● Direction
Find how many lines in the data below include the word "raised", then write only that number.

(Records about charts and figures)

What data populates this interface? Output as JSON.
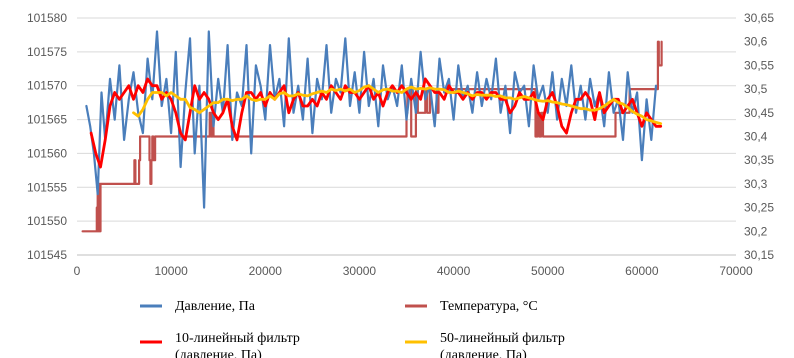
{
  "chart_data": {
    "type": "line",
    "title": "",
    "xlabel": "",
    "ylabel": "",
    "y2label": "",
    "xlim": [
      0,
      70000
    ],
    "ylim": [
      101545,
      101580
    ],
    "y2lim": [
      30.15,
      30.65
    ],
    "grid": true,
    "legend_position": "bottom",
    "x_ticks": [
      "0",
      "10000",
      "20000",
      "30000",
      "40000",
      "50000",
      "60000",
      "70000"
    ],
    "y_ticks": [
      "101545",
      "101550",
      "101555",
      "101560",
      "101565",
      "101570",
      "101575",
      "101580"
    ],
    "y2_ticks": [
      "30,15",
      "30,2",
      "30,25",
      "30,3",
      "30,35",
      "30,4",
      "30,45",
      "30,5",
      "30,55",
      "30,6",
      "30,65"
    ],
    "legend": [
      {
        "key": "pressure",
        "lines": [
          "Давление, Па"
        ]
      },
      {
        "key": "temperature",
        "lines": [
          "Температура, °С"
        ]
      },
      {
        "key": "filter10",
        "lines": [
          "10-линейный фильтр",
          "(давление, Па)"
        ]
      },
      {
        "key": "filter50",
        "lines": [
          "50-линейный фильтр",
          "(давление, Па)"
        ]
      }
    ],
    "series": [
      {
        "key": "pressure",
        "name": "Давление, Па",
        "axis": "left",
        "color": "#4a7ebb",
        "width": 2.2,
        "x": [
          1000,
          1400,
          1800,
          2200,
          2600,
          3000,
          3500,
          4000,
          4500,
          5000,
          5500,
          6000,
          6500,
          7000,
          7500,
          8000,
          8500,
          9000,
          9500,
          10000,
          10500,
          11000,
          11500,
          12000,
          12500,
          13000,
          13500,
          14000,
          14500,
          15000,
          15500,
          16000,
          16500,
          17000,
          17500,
          18000,
          18500,
          19000,
          19500,
          20000,
          20500,
          21000,
          21500,
          22000,
          22500,
          23000,
          23500,
          24000,
          24500,
          25000,
          25500,
          26000,
          26500,
          27000,
          27500,
          28000,
          28500,
          29000,
          29500,
          30000,
          30500,
          31000,
          31500,
          32000,
          32500,
          33000,
          33500,
          34000,
          34500,
          35000,
          35500,
          36000,
          36500,
          37000,
          37500,
          38000,
          38500,
          39000,
          39500,
          40000,
          40500,
          41000,
          41500,
          42000,
          42500,
          43000,
          43500,
          44000,
          44500,
          45000,
          45500,
          46000,
          46500,
          47000,
          47500,
          48000,
          48500,
          49000,
          49500,
          50000,
          50500,
          51000,
          51500,
          52000,
          52500,
          53000,
          53500,
          54000,
          54500,
          55000,
          55500,
          56000,
          56500,
          57000,
          57500,
          58000,
          58500,
          59000,
          59500,
          60000,
          60500,
          61000,
          61500
        ],
        "values": [
          101567,
          101564,
          101560,
          101554,
          101569,
          101562,
          101571,
          101565,
          101573,
          101562,
          101568,
          101572,
          101566,
          101563,
          101574,
          101568,
          101578,
          101567,
          101571,
          101563,
          101575,
          101558,
          101569,
          101577,
          101560,
          101570,
          101552,
          101578,
          101564,
          101571,
          101566,
          101576,
          101562,
          101569,
          101567,
          101576,
          101560,
          101573,
          101570,
          101565,
          101576,
          101568,
          101571,
          101564,
          101577,
          101566,
          101570,
          101565,
          101574,
          101563,
          101571,
          101568,
          101576,
          101566,
          101571,
          101569,
          101577,
          101567,
          101572,
          101566,
          101575,
          101567,
          101571,
          101564,
          101573,
          101568,
          101570,
          101567,
          101573,
          101565,
          101571,
          101566,
          101575,
          101568,
          101570,
          101564,
          101574,
          101569,
          101571,
          101565,
          101573,
          101568,
          101570,
          101566,
          101572,
          101567,
          101571,
          101568,
          101574,
          101566,
          101570,
          101563,
          101572,
          101569,
          101570,
          101564,
          101573,
          101568,
          101570,
          101566,
          101572,
          101565,
          101571,
          101567,
          101573,
          101566,
          101570,
          101565,
          101571,
          101567,
          101569,
          101564,
          101572,
          101566,
          101568,
          101562,
          101572,
          101566,
          101569,
          101559,
          101568,
          101562,
          101570
        ]
      },
      {
        "key": "temperature",
        "name": "Температура, °С",
        "axis": "right",
        "color": "#c0504d",
        "width": 2.2,
        "x": [
          600,
          2000,
          2100,
          2150,
          2200,
          2250,
          2300,
          2350,
          2400,
          2500,
          2550,
          2600,
          6000,
          6100,
          6200,
          6600,
          6700,
          7600,
          7700,
          7800,
          7900,
          8000,
          8100,
          8300,
          8400,
          14000,
          14100,
          14200,
          14400,
          14500,
          14600,
          15000,
          15100,
          34800,
          35000,
          35100,
          35500,
          36000,
          36200,
          37000,
          37200,
          37500,
          38200,
          38400,
          38600,
          40000,
          48500,
          48700,
          48900,
          49100,
          49300,
          49500,
          57000,
          57200,
          58500,
          58700,
          59000,
          61500,
          61700,
          61800,
          62100
        ],
        "values": [
          30.2,
          30.2,
          30.25,
          30.2,
          30.3,
          30.2,
          30.25,
          30.3,
          30.2,
          30.3,
          30.3,
          30.3,
          30.3,
          30.35,
          30.3,
          30.35,
          30.4,
          30.4,
          30.35,
          30.3,
          30.35,
          30.4,
          30.35,
          30.4,
          30.4,
          30.4,
          30.45,
          30.4,
          30.45,
          30.4,
          30.4,
          30.4,
          30.4,
          30.4,
          30.45,
          30.5,
          30.4,
          30.5,
          30.45,
          30.5,
          30.45,
          30.5,
          30.45,
          30.5,
          30.5,
          30.5,
          30.5,
          30.4,
          30.45,
          30.4,
          30.45,
          30.4,
          30.4,
          30.45,
          30.45,
          30.5,
          30.5,
          30.5,
          30.6,
          30.55,
          30.6
        ]
      },
      {
        "key": "filter10",
        "name": "10-линейный фильтр (давление, Па)",
        "axis": "left",
        "color": "#ff0000",
        "width": 2.8,
        "x": [
          1500,
          2000,
          2500,
          3000,
          3500,
          4000,
          4500,
          5000,
          5500,
          6000,
          6500,
          7000,
          7500,
          8000,
          8500,
          9000,
          9500,
          10000,
          10500,
          11000,
          11500,
          12000,
          12500,
          13000,
          13500,
          14000,
          14500,
          15000,
          15500,
          16000,
          16500,
          17000,
          17500,
          18000,
          18500,
          19000,
          19500,
          20000,
          20500,
          21000,
          21500,
          22000,
          22500,
          23000,
          23500,
          24000,
          24500,
          25000,
          25500,
          26000,
          26500,
          27000,
          27500,
          28000,
          28500,
          29000,
          29500,
          30000,
          30500,
          31000,
          31500,
          32000,
          32500,
          33000,
          33500,
          34000,
          34500,
          35000,
          35500,
          36000,
          36500,
          37000,
          37500,
          38000,
          38500,
          39000,
          39500,
          40000,
          40500,
          41000,
          41500,
          42000,
          42500,
          43000,
          43500,
          44000,
          44500,
          45000,
          45500,
          46000,
          46500,
          47000,
          47500,
          48000,
          48500,
          49000,
          49500,
          50000,
          50500,
          51000,
          51500,
          52000,
          52500,
          53000,
          53500,
          54000,
          54500,
          55000,
          55500,
          56000,
          56500,
          57000,
          57500,
          58000,
          58500,
          59000,
          59500,
          60000,
          60500,
          61000,
          61500,
          62000
        ],
        "values": [
          101563,
          101560,
          101558,
          101562,
          101567,
          101569,
          101568,
          101569,
          101570,
          101568,
          101570,
          101569,
          101571,
          101570,
          101570,
          101568,
          101569,
          101568,
          101566,
          101563,
          101562,
          101566,
          101570,
          101568,
          101569,
          101568,
          101566,
          101565,
          101566,
          101568,
          101564,
          101562,
          101566,
          101569,
          101569,
          101568,
          101569,
          101567,
          101569,
          101568,
          101569,
          101570,
          101566,
          101568,
          101569,
          101567,
          101567,
          101568,
          101567,
          101569,
          101568,
          101570,
          101569,
          101568,
          101570,
          101569,
          101569,
          101568,
          101569,
          101570,
          101568,
          101569,
          101567,
          101569,
          101570,
          101569,
          101570,
          101569,
          101568,
          101569,
          101568,
          101571,
          101570,
          101569,
          101569,
          101568,
          101570,
          101569,
          101569,
          101568,
          101569,
          101568,
          101569,
          101569,
          101568,
          101569,
          101569,
          101568,
          101568,
          101566,
          101567,
          101569,
          101568,
          101568,
          101569,
          101566,
          101565,
          101568,
          101569,
          101567,
          101564,
          101563,
          101566,
          101568,
          101568,
          101569,
          101568,
          101565,
          101569,
          101566,
          101567,
          101568,
          101568,
          101566,
          101567,
          101568,
          101566,
          101564,
          101566,
          101565,
          101564,
          101564
        ]
      },
      {
        "key": "filter50",
        "name": "50-линейный фильтр (давление, Па)",
        "axis": "left",
        "color": "#ffc000",
        "width": 2.8,
        "x": [
          6000,
          6500,
          7000,
          7500,
          8000,
          8500,
          9000,
          9500,
          10000,
          10500,
          11000,
          11500,
          12000,
          12500,
          13000,
          13500,
          14000,
          14500,
          15000,
          15500,
          16000,
          16500,
          17000,
          17500,
          18000,
          18500,
          19000,
          19500,
          20000,
          20500,
          21000,
          21500,
          22000,
          22500,
          23000,
          23500,
          24000,
          24500,
          25000,
          25500,
          26000,
          26500,
          27000,
          27500,
          28000,
          28500,
          29000,
          29500,
          30000,
          30500,
          31000,
          31500,
          32000,
          32500,
          33000,
          33500,
          34000,
          34500,
          35000,
          35500,
          36000,
          36500,
          37000,
          37500,
          38000,
          38500,
          39000,
          39500,
          40000,
          40500,
          41000,
          41500,
          42000,
          42500,
          43000,
          43500,
          44000,
          44500,
          45000,
          45500,
          46000,
          46500,
          47000,
          47500,
          48000,
          48500,
          49000,
          49500,
          50000,
          50500,
          51000,
          51500,
          52000,
          52500,
          53000,
          53500,
          54000,
          54500,
          55000,
          55500,
          56000,
          56500,
          57000,
          57500,
          58000,
          58500,
          59000,
          59500,
          60000,
          60500,
          61000,
          61500,
          62000
        ],
        "values": [
          101566,
          101565.5,
          101566.5,
          101568,
          101569,
          101569,
          101569,
          101568.5,
          101569,
          101568.5,
          101568,
          101568,
          101566.8,
          101566.5,
          101566,
          101566.5,
          101567,
          101567.5,
          101567.5,
          101568,
          101568,
          101567.8,
          101568,
          101568,
          101568.5,
          101568,
          101567.8,
          101568,
          101568,
          101568.5,
          101568,
          101568.8,
          101569,
          101568.5,
          101568.5,
          101568.8,
          101568.6,
          101568.5,
          101568.8,
          101569,
          101569.2,
          101569,
          101569.5,
          101569.3,
          101569.5,
          101569.2,
          101569.5,
          101569,
          101569.3,
          101569.8,
          101570,
          101569.5,
          101569,
          101569.4,
          101569.5,
          101569.2,
          101569.2,
          101569,
          101569.5,
          101569.8,
          101569.5,
          101569.6,
          101569.5,
          101569.7,
          101569.5,
          101569.5,
          101569.4,
          101569,
          101569,
          101569.2,
          101569,
          101568.8,
          101568.5,
          101568.7,
          101568.6,
          101568.6,
          101568.6,
          101568.4,
          101568.5,
          101568.2,
          101568.2,
          101568,
          101568.2,
          101568.4,
          101568.2,
          101568,
          101567.8,
          101567.7,
          101567.8,
          101567.6,
          101567.5,
          101567.3,
          101567.2,
          101567,
          101566.8,
          101566.6,
          101566.6,
          101566.4,
          101566.4,
          101566.6,
          101567,
          101567.5,
          101568,
          101567.5,
          101567.3,
          101566.8,
          101566.2,
          101565.8,
          101565.5,
          101565,
          101564.8,
          101564.6,
          101564.4
        ]
      }
    ]
  }
}
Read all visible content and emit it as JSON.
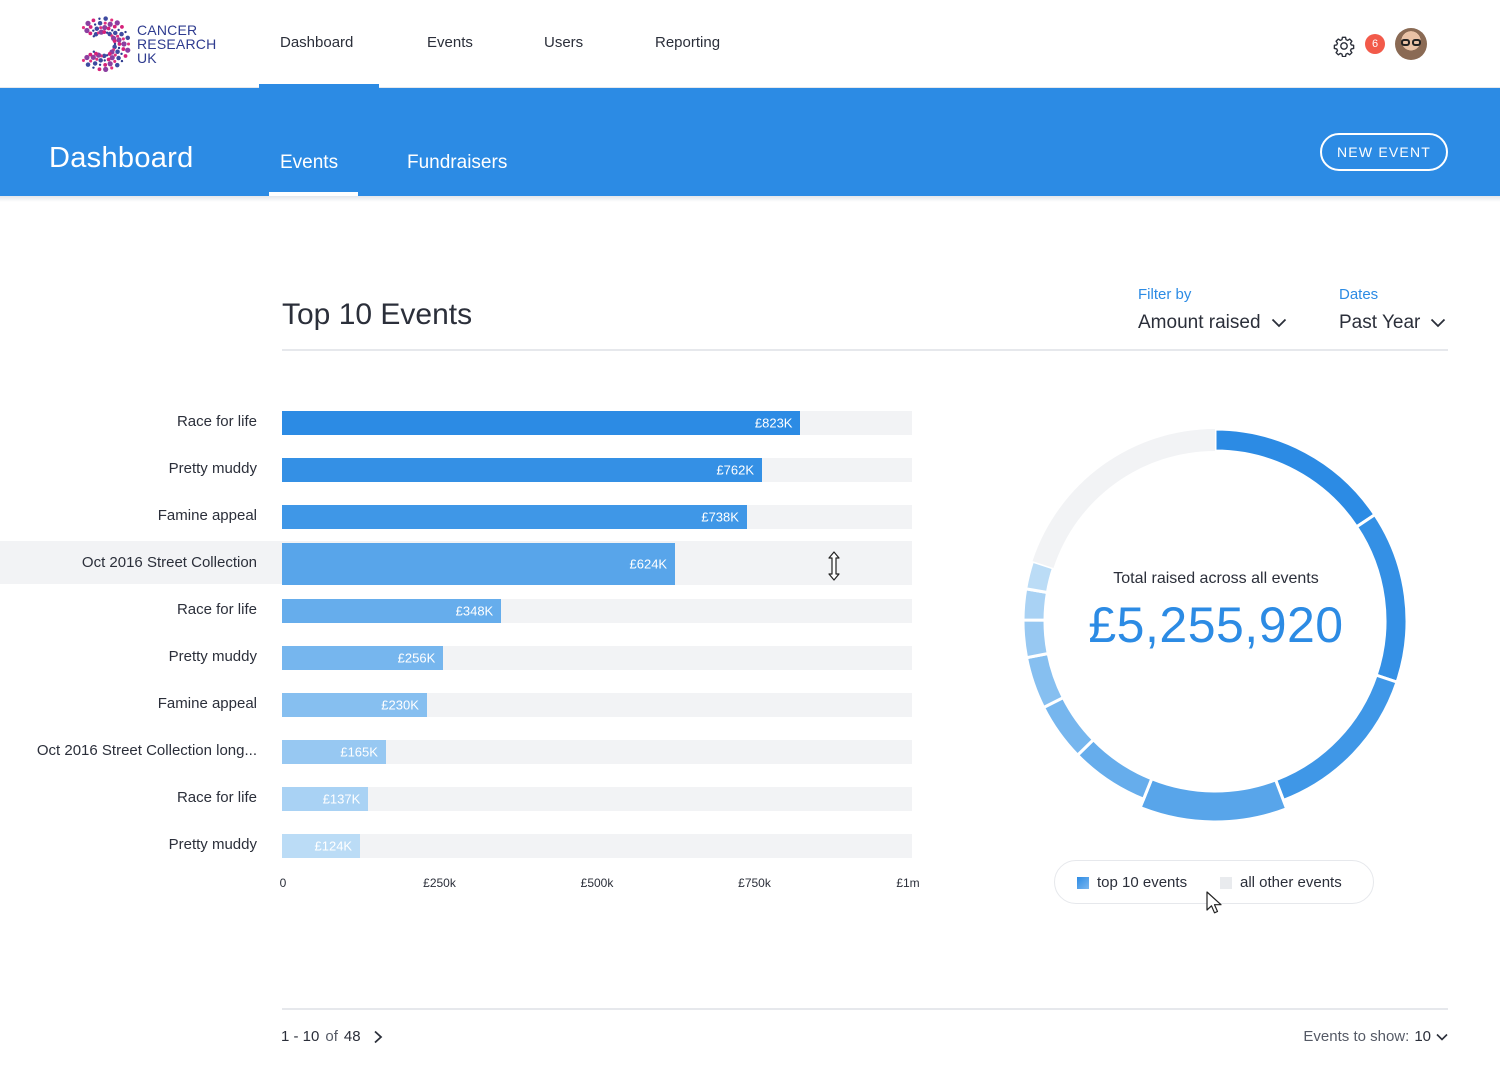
{
  "topnav": {
    "logo_lines": [
      "CANCER",
      "RESEARCH",
      "UK"
    ],
    "items": [
      {
        "label": "Dashboard",
        "active": true
      },
      {
        "label": "Events"
      },
      {
        "label": "Users"
      },
      {
        "label": "Reporting"
      }
    ],
    "notification_count": "6",
    "icons": [
      "settings-gear-icon",
      "user-avatar"
    ]
  },
  "hero": {
    "title": "Dashboard",
    "tabs": [
      {
        "label": "Events",
        "active": true
      },
      {
        "label": "Fundraisers"
      }
    ],
    "new_event_label": "NEW EVENT",
    "color": "#2c8be4"
  },
  "section": {
    "title": "Top 10 Events",
    "filter_label": "Filter by",
    "filter_value": "Amount raised",
    "dates_label": "Dates",
    "dates_value": "Past Year"
  },
  "chart_data": [
    {
      "type": "bar",
      "orientation": "horizontal",
      "categories": [
        "Race for life",
        "Pretty muddy",
        "Famine appeal",
        "Oct 2016 Street Collection",
        "Race for life",
        "Pretty muddy",
        "Famine appeal",
        "Oct 2016 Street Collection long...",
        "Race for life",
        "Pretty muddy"
      ],
      "values": [
        823,
        762,
        738,
        624,
        348,
        256,
        230,
        165,
        137,
        124
      ],
      "value_labels": [
        "£823K",
        "£762K",
        "£738K",
        "£624K",
        "£348K",
        "£256K",
        "£230K",
        "£165K",
        "£137K",
        "£124K"
      ],
      "highlighted_index": 3,
      "xlim": [
        0,
        1000
      ],
      "x_ticks": [
        0,
        250,
        500,
        750,
        1000
      ],
      "x_tick_labels": [
        "0",
        "£250k",
        "£500k",
        "£750k",
        "£1m"
      ],
      "grid": false
    },
    {
      "type": "pie",
      "style": "donut",
      "caption": "Total raised across all events",
      "total": "£5,255,920",
      "slices": [
        823,
        762,
        738,
        624,
        348,
        256,
        230,
        165,
        137,
        124,
        1048.92
      ],
      "legend": [
        {
          "label": "top 10 events",
          "color": "#2c8be4"
        },
        {
          "label": "all other events",
          "color": "#f2f3f5"
        }
      ],
      "legend_placement": "bottom"
    }
  ],
  "footer": {
    "range": "1 - 10",
    "of": "of",
    "total": "48",
    "show_label": "Events to show:",
    "show_value": "10"
  }
}
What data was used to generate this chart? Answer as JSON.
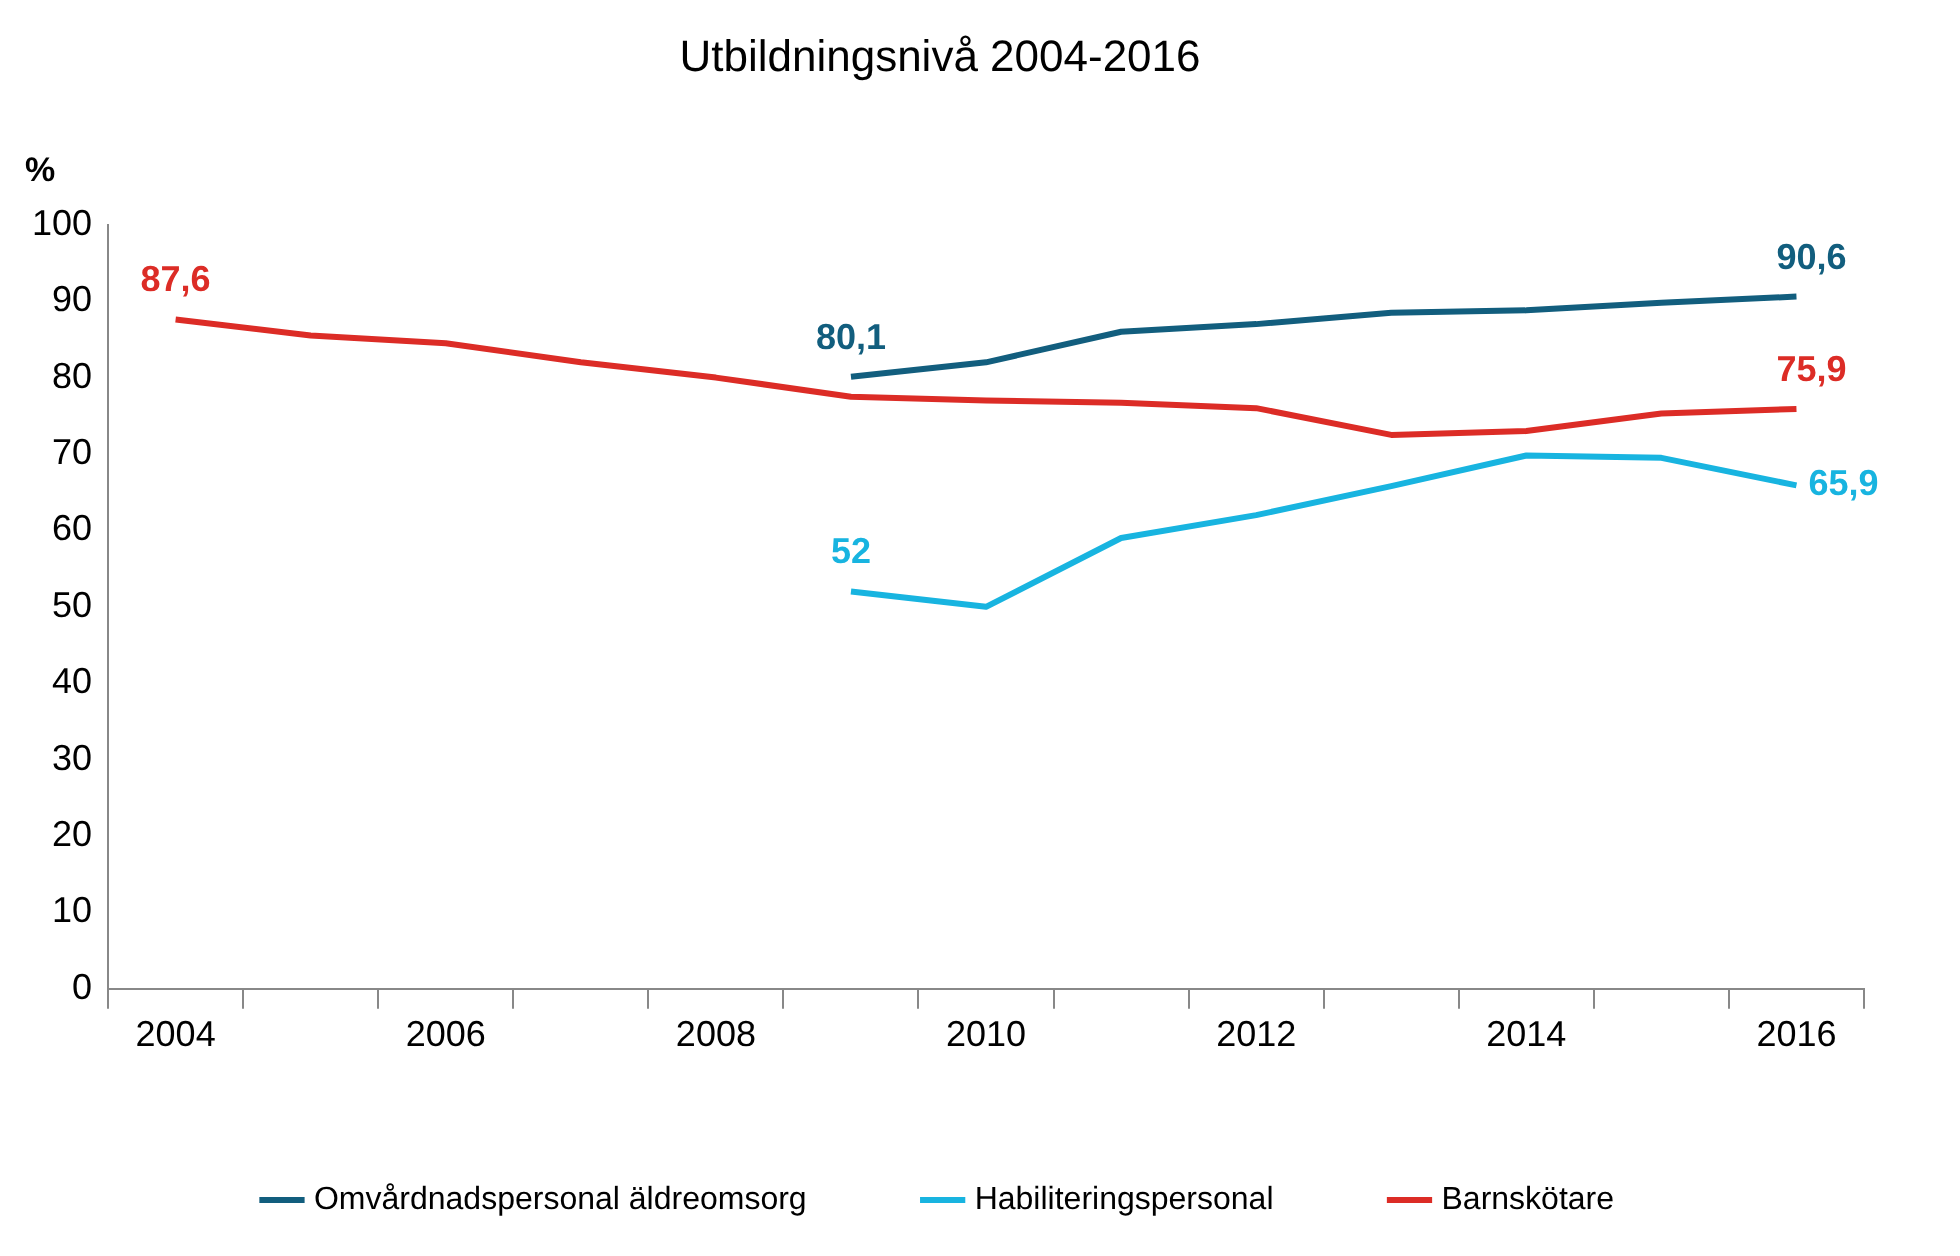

● Result for this exercise
2